━━━━━ Dataset records ━━━━━

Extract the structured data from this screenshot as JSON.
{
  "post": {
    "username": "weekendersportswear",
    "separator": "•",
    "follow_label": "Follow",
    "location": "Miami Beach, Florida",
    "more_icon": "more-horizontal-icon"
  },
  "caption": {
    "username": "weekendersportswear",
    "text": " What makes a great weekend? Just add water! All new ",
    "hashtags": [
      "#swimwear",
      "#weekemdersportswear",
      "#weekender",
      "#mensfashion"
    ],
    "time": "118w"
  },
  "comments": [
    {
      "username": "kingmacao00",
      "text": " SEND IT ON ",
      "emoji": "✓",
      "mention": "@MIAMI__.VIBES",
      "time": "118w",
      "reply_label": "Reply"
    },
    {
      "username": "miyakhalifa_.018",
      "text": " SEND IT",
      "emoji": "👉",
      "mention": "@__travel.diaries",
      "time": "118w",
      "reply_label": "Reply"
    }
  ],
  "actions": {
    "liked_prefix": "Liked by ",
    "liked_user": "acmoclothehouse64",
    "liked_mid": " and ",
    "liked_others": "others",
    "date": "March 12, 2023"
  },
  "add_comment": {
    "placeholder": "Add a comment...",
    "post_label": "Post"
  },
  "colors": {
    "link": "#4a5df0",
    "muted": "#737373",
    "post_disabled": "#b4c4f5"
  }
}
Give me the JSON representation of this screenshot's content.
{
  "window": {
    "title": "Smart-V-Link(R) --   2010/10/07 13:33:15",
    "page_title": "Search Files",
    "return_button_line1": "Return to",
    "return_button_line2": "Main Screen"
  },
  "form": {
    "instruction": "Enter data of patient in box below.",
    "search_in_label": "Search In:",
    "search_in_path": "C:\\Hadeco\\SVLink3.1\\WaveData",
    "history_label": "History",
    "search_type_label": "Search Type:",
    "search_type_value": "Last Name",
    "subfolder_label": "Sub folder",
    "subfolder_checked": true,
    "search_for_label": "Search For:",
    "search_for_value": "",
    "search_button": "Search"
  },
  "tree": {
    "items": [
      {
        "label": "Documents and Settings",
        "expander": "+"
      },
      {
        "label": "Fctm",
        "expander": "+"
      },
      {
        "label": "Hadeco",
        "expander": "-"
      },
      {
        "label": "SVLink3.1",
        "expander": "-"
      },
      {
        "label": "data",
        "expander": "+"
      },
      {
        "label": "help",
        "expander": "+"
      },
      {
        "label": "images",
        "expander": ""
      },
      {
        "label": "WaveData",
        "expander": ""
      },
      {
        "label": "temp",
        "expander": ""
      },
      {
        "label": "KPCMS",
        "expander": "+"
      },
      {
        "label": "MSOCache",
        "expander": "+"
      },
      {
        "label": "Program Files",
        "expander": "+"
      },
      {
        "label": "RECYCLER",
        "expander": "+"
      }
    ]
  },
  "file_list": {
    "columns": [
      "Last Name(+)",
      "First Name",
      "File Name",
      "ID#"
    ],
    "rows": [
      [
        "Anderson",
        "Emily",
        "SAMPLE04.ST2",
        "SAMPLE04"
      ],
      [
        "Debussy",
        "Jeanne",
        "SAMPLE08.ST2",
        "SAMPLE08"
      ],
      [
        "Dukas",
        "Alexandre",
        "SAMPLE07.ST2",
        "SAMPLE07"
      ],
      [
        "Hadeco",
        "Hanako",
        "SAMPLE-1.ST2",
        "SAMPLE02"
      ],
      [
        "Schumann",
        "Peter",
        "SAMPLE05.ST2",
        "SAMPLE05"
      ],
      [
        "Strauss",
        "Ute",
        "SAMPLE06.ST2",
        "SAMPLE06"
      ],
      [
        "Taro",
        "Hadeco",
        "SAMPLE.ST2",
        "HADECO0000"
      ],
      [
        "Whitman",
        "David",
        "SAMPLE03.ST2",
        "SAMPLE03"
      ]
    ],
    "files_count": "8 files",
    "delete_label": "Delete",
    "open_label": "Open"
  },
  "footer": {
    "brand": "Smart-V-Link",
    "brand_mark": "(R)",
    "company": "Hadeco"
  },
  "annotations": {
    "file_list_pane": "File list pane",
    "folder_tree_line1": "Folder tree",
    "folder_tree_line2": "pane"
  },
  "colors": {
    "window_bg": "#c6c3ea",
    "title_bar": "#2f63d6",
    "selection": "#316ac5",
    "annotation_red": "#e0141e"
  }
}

━━━━━

§ **Given problem**
Nothing in the data may differ; print all of it exactly as written.

§ **Written response**
Extract the structured data from this screenshot as JSON.
{
  "post": {
    "username": "weekendersportswear",
    "separator": "•",
    "follow_label": "Follow",
    "location": "Miami Beach, Florida",
    "more_icon": "more-horizontal-icon"
  },
  "caption": {
    "username": "weekendersportswear",
    "text": " What makes a great weekend? Just add water! All new ",
    "hashtags": [
      "#swimwear",
      "#weekemdersportswear",
      "#weekender",
      "#mensfashion"
    ],
    "time": "118w"
  },
  "comments": [
    {
      "username": "kingmacao00",
      "text": " SEND IT ON ",
      "emoji": "✓",
      "mention": "@MIAMI__.VIBES",
      "time": "118w",
      "reply_label": "Reply"
    },
    {
      "username": "miyakhalifa_.018",
      "text": " SEND IT",
      "emoji": "👉",
      "mention": "@__travel.diaries",
      "time": "118w",
      "reply_label": "Reply"
    }
  ],
  "actions": {
    "liked_prefix": "Liked by ",
    "liked_user": "acmoclothehouse64",
    "liked_mid": " and ",
    "liked_others": "others",
    "date": "March 12, 2023"
  },
  "add_comment": {
    "placeholder": "Add a comment...",
    "post_label": "Post"
  },
  "colors": {
    "link": "#4a5df0",
    "muted": "#737373",
    "post_disabled": "#b4c4f5"
  }
}
Give me the JSON representation of this screenshot's content.
{
  "window": {
    "title": "Smart-V-Link(R) --   2010/10/07 13:33:15",
    "page_title": "Search Files",
    "return_button_line1": "Return to",
    "return_button_line2": "Main Screen"
  },
  "form": {
    "instruction": "Enter data of patient in box below.",
    "search_in_label": "Search In:",
    "search_in_path": "C:\\Hadeco\\SVLink3.1\\WaveData",
    "history_label": "History",
    "search_type_label": "Search Type:",
    "search_type_value": "Last Name",
    "subfolder_label": "Sub folder",
    "subfolder_checked": true,
    "search_for_label": "Search For:",
    "search_for_value": "",
    "search_button": "Search"
  },
  "tree": {
    "items": [
      {
        "label": "Documents and Settings",
        "expander": "+"
      },
      {
        "label": "Fctm",
        "expander": "+"
      },
      {
        "label": "Hadeco",
        "expander": "-"
      },
      {
        "label": "SVLink3.1",
        "expander": "-"
      },
      {
        "label": "data",
        "expander": "+"
      },
      {
        "label": "help",
        "expander": "+"
      },
      {
        "label": "images",
        "expander": ""
      },
      {
        "label": "WaveData",
        "expander": ""
      },
      {
        "label": "temp",
        "expander": ""
      },
      {
        "label": "KPCMS",
        "expander": "+"
      },
      {
        "label": "MSOCache",
        "expander": "+"
      },
      {
        "label": "Program Files",
        "expander": "+"
      },
      {
        "label": "RECYCLER",
        "expander": "+"
      }
    ]
  },
  "file_list": {
    "columns": [
      "Last Name(+)",
      "First Name",
      "File Name",
      "ID#"
    ],
    "rows": [
      [
        "Anderson",
        "Emily",
        "SAMPLE04.ST2",
        "SAMPLE04"
      ],
      [
        "Debussy",
        "Jeanne",
        "SAMPLE08.ST2",
        "SAMPLE08"
      ],
      [
        "Dukas",
        "Alexandre",
        "SAMPLE07.ST2",
        "SAMPLE07"
      ],
      [
        "Hadeco",
        "Hanako",
        "SAMPLE-1.ST2",
        "SAMPLE02"
      ],
      [
        "Schumann",
        "Peter",
        "SAMPLE05.ST2",
        "SAMPLE05"
      ],
      [
        "Strauss",
        "Ute",
        "SAMPLE06.ST2",
        "SAMPLE06"
      ],
      [
        "Taro",
        "Hadeco",
        "SAMPLE.ST2",
        "HADECO0000"
      ],
      [
        "Whitman",
        "David",
        "SAMPLE03.ST2",
        "SAMPLE03"
      ]
    ],
    "files_count": "8 files",
    "delete_label": "Delete",
    "open_label": "Open"
  },
  "footer": {
    "brand": "Smart-V-Link",
    "brand_mark": "(R)",
    "company": "Hadeco"
  },
  "annotations": {
    "file_list_pane": "File list pane",
    "folder_tree_line1": "Folder tree",
    "folder_tree_line2": "pane"
  },
  "colors": {
    "window_bg": "#c6c3ea",
    "title_bar": "#2f63d6",
    "selection": "#316ac5",
    "annotation_red": "#e0141e"
  }
}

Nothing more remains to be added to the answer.